[EXTRAIT]

CA Bordeaux, ch. soc., 28 juin 1990, n° 2789-89
BORDEAUX
Arrêt
PARTIES
Demandeur :
Piquaud
Défendeur :
SACM (SARL)
COMPOSITION DE LA JURIDICTION
Président :
M. Lataste
Conseillers :
MM. Besset, Chauvin
Avocats :
Mes Diet, Dormoy.
FAIT ET PROCÉDURE :
LA COUR est saisie de l'appel formé le 24 mars 1989 par M. Piquaud à l'encontre du jugement prononcé le 10 mars 1989 par le Conseil des Prud'hommes de Libourne qui, dans un litige prud'homal opposant l'appelant à la société SA Constructions Métalliques a débouté M. Piquaud de ses demandes.
Les faits de la cause et ceux de la procédure ont été exactement relevés dans la décision déférée.
A l'appui de sa voie de recours Monsieur Piquaud, dans ses conclusions déposées à l'audience, reprenant son argumentation soutenue en Première Instance, demande à la Cour de réformer la décision du Conseil des Prud'hommes, de lui allouer l'ensemble des sommes réclamées en Première Instance et d'ordonner une expertise afin de déterminer le solde des commissions qui lui sont dues.

[DONNÉES FOURNIES]

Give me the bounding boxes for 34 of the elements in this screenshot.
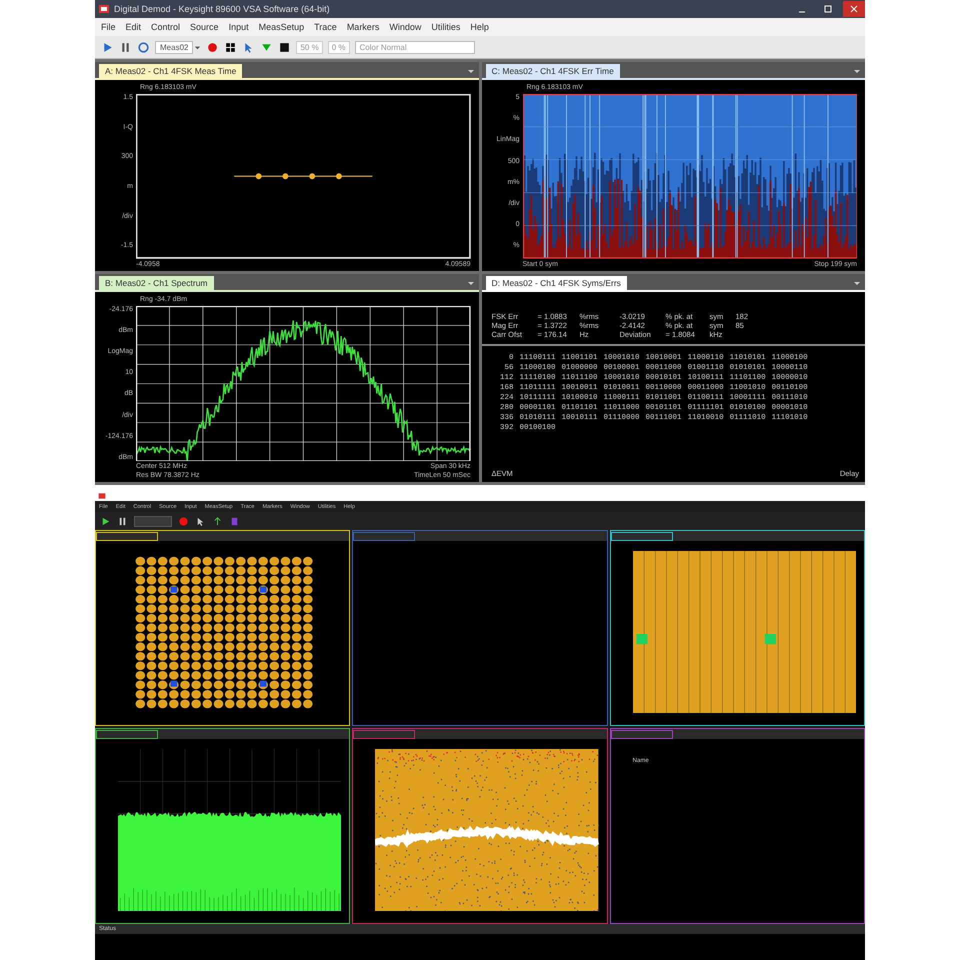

[ÉNONCÉ DE L'EXERCICE]
Répondez aux questions suivantes à partir de l'extrait.
1. Qui préside la juridiction ?
2. À quelle date M. Piquaud a-t-il formé appel ?
3. Quel conseil des prud'hommes a prononcé le jugement frappé d'appel ?

[RÉSULTAT ATTENDU]
1. M. Lataste.
2. Le 24 mars 1989.
3. Le Conseil des Prud'hommes de Libourne.